# STATED GOAL
Each record below is to be copied word for word, with pictures removed.

───── RECORDED INFORMATION

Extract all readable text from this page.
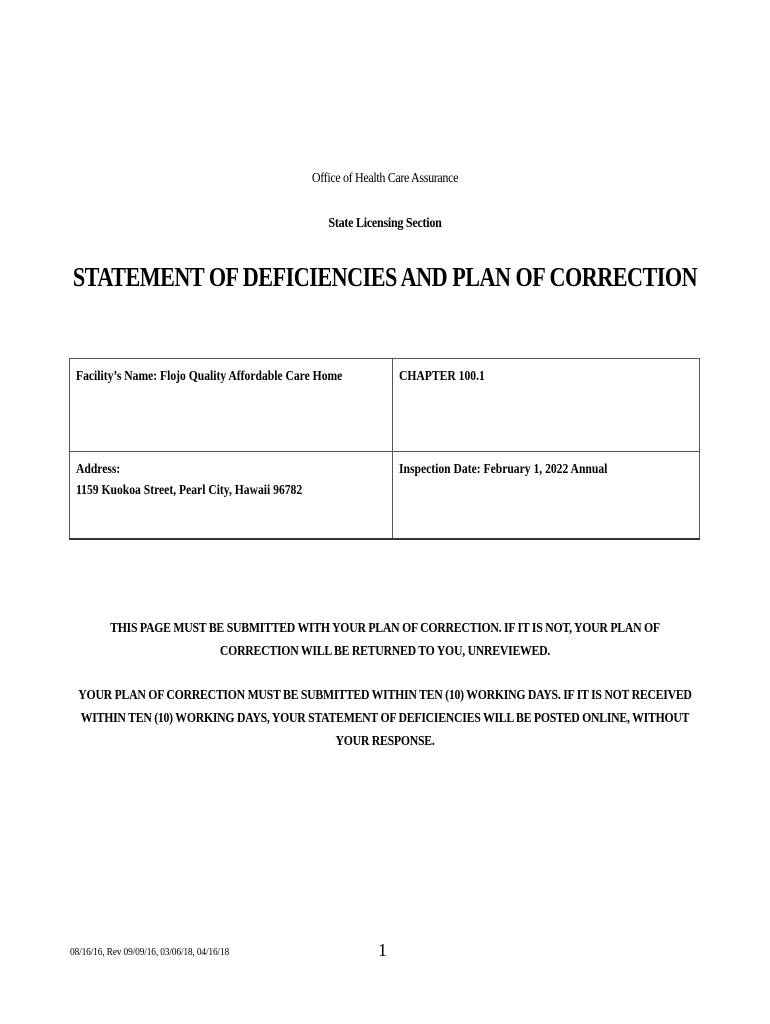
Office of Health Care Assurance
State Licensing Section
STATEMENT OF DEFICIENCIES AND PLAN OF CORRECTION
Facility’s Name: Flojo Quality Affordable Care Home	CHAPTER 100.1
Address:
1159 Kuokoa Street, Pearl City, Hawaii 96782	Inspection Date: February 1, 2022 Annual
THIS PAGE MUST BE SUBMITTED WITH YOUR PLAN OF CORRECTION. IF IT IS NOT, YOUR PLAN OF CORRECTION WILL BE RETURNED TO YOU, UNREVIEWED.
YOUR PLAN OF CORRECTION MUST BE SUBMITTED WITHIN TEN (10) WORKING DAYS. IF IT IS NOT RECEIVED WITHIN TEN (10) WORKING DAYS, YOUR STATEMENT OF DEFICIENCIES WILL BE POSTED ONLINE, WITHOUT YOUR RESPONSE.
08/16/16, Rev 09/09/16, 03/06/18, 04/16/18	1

──────────

# OUTPUT FOR THIS EXERCISE
Extract all readable text from this page.
Office of Health Care Assurance
State Licensing Section
STATEMENT OF DEFICIENCIES AND PLAN OF CORRECTION
Facility’s Name: Flojo Quality Affordable Care Home	CHAPTER 100.1
Address:
1159 Kuokoa Street, Pearl City, Hawaii 96782	Inspection Date: February 1, 2022 Annual
THIS PAGE MUST BE SUBMITTED WITH YOUR PLAN OF CORRECTION. IF IT IS NOT, YOUR PLAN OF CORRECTION WILL BE RETURNED TO YOU, UNREVIEWED.
YOUR PLAN OF CORRECTION MUST BE SUBMITTED WITHIN TEN (10) WORKING DAYS. IF IT IS NOT RECEIVED WITHIN TEN (10) WORKING DAYS, YOUR STATEMENT OF DEFICIENCIES WILL BE POSTED ONLINE, WITHOUT YOUR RESPONSE.
08/16/16, Rev 09/09/16, 03/06/18, 04/16/18	1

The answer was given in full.